** Begin **

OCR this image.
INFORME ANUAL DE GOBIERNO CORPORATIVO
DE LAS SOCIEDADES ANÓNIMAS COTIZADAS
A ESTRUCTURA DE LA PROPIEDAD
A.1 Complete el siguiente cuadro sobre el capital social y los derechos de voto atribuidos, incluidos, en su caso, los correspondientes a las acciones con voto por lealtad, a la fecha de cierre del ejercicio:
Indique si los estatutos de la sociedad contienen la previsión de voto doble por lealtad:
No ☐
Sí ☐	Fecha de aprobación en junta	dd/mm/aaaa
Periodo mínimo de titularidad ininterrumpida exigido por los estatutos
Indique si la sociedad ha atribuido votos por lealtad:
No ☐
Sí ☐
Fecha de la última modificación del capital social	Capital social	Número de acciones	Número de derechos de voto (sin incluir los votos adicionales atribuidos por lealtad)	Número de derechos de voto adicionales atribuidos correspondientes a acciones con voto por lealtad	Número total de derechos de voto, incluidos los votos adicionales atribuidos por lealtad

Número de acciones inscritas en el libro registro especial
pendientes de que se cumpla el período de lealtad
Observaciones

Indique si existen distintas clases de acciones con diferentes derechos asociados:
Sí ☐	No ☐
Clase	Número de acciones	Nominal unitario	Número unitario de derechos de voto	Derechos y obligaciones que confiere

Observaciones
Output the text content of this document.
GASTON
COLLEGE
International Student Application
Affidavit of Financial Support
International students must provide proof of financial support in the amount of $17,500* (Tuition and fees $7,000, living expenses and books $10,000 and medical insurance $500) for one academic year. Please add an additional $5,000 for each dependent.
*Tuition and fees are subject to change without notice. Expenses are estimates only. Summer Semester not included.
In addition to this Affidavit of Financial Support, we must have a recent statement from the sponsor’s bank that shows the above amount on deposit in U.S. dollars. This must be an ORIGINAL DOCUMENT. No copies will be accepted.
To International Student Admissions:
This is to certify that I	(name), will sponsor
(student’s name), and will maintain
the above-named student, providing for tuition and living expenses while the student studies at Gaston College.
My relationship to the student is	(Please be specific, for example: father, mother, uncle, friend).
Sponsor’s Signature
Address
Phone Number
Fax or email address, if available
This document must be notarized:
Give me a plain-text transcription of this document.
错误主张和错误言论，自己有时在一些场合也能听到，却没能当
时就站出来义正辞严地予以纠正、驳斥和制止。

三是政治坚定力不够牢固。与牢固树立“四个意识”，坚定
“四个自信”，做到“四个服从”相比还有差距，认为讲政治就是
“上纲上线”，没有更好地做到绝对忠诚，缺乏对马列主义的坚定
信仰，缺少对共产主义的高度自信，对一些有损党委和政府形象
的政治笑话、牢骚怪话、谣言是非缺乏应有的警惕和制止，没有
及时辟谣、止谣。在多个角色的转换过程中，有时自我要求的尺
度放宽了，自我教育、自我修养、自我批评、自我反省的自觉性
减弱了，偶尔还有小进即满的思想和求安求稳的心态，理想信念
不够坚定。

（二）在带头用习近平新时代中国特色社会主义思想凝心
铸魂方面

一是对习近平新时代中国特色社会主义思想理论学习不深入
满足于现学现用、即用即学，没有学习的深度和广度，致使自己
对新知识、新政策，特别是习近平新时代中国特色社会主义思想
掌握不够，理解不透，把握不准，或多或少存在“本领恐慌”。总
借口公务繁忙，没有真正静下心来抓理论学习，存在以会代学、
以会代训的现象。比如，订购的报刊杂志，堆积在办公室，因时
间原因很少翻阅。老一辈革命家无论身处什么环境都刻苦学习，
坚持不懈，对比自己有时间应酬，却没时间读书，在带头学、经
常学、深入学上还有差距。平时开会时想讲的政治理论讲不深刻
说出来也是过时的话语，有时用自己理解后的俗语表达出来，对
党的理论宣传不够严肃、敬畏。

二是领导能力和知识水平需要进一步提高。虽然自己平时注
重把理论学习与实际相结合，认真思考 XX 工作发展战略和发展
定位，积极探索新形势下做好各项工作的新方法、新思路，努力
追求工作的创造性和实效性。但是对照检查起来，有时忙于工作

** End **

▸ EXERCISE
Write out the data again, exactly and in full.

▸ SOLUTION
OCR this image.
INFORME ANUAL DE GOBIERNO CORPORATIVO
DE LAS SOCIEDADES ANÓNIMAS COTIZADAS
A ESTRUCTURA DE LA PROPIEDAD
A.1 Complete el siguiente cuadro sobre el capital social y los derechos de voto atribuidos, incluidos, en su caso, los correspondientes a las acciones con voto por lealtad, a la fecha de cierre del ejercicio:
Indique si los estatutos de la sociedad contienen la previsión de voto doble por lealtad:
No ☐
Sí ☐	Fecha de aprobación en junta	dd/mm/aaaa
Periodo mínimo de titularidad ininterrumpida exigido por los estatutos
Indique si la sociedad ha atribuido votos por lealtad:
No ☐
Sí ☐
Fecha de la última modificación del capital social	Capital social	Número de acciones	Número de derechos de voto (sin incluir los votos adicionales atribuidos por lealtad)	Número de derechos de voto adicionales atribuidos correspondientes a acciones con voto por lealtad	Número total de derechos de voto, incluidos los votos adicionales atribuidos por lealtad

Número de acciones inscritas en el libro registro especial
pendientes de que se cumpla el período de lealtad
Observaciones

Indique si existen distintas clases de acciones con diferentes derechos asociados:
Sí ☐	No ☐
Clase	Número de acciones	Nominal unitario	Número unitario de derechos de voto	Derechos y obligaciones que confiere

Observaciones
Output the text content of this document.
GASTON
COLLEGE
International Student Application
Affidavit of Financial Support
International students must provide proof of financial support in the amount of $17,500* (Tuition and fees $7,000, living expenses and books $10,000 and medical insurance $500) for one academic year. Please add an additional $5,000 for each dependent.
*Tuition and fees are subject to change without notice. Expenses are estimates only. Summer Semester not included.
In addition to this Affidavit of Financial Support, we must have a recent statement from the sponsor’s bank that shows the above amount on deposit in U.S. dollars. This must be an ORIGINAL DOCUMENT. No copies will be accepted.
To International Student Admissions:
This is to certify that I	(name), will sponsor
(student’s name), and will maintain
the above-named student, providing for tuition and living expenses while the student studies at Gaston College.
My relationship to the student is	(Please be specific, for example: father, mother, uncle, friend).
Sponsor’s Signature
Address
Phone Number
Fax or email address, if available
This document must be notarized:
Give me a plain-text transcription of this document.
错误主张和错误言论，自己有时在一些场合也能听到，却没能当
时就站出来义正辞严地予以纠正、驳斥和制止。

三是政治坚定力不够牢固。与牢固树立“四个意识”，坚定
“四个自信”，做到“四个服从”相比还有差距，认为讲政治就是
“上纲上线”，没有更好地做到绝对忠诚，缺乏对马列主义的坚定
信仰，缺少对共产主义的高度自信，对一些有损党委和政府形象
的政治笑话、牢骚怪话、谣言是非缺乏应有的警惕和制止，没有
及时辟谣、止谣。在多个角色的转换过程中，有时自我要求的尺
度放宽了，自我教育、自我修养、自我批评、自我反省的自觉性
减弱了，偶尔还有小进即满的思想和求安求稳的心态，理想信念
不够坚定。

（二）在带头用习近平新时代中国特色社会主义思想凝心
铸魂方面

一是对习近平新时代中国特色社会主义思想理论学习不深入
满足于现学现用、即用即学，没有学习的深度和广度，致使自己
对新知识、新政策，特别是习近平新时代中国特色社会主义思想
掌握不够，理解不透，把握不准，或多或少存在“本领恐慌”。总
借口公务繁忙，没有真正静下心来抓理论学习，存在以会代学、
以会代训的现象。比如，订购的报刊杂志，堆积在办公室，因时
间原因很少翻阅。老一辈革命家无论身处什么环境都刻苦学习，
坚持不懈，对比自己有时间应酬，却没时间读书，在带头学、经
常学、深入学上还有差距。平时开会时想讲的政治理论讲不深刻
说出来也是过时的话语，有时用自己理解后的俗语表达出来，对
党的理论宣传不够严肃、敬畏。

二是领导能力和知识水平需要进一步提高。虽然自己平时注
重把理论学习与实际相结合，认真思考 XX 工作发展战略和发展
定位，积极探索新形势下做好各项工作的新方法、新思路，努力
追求工作的创造性和实效性。但是对照检查起来，有时忙于工作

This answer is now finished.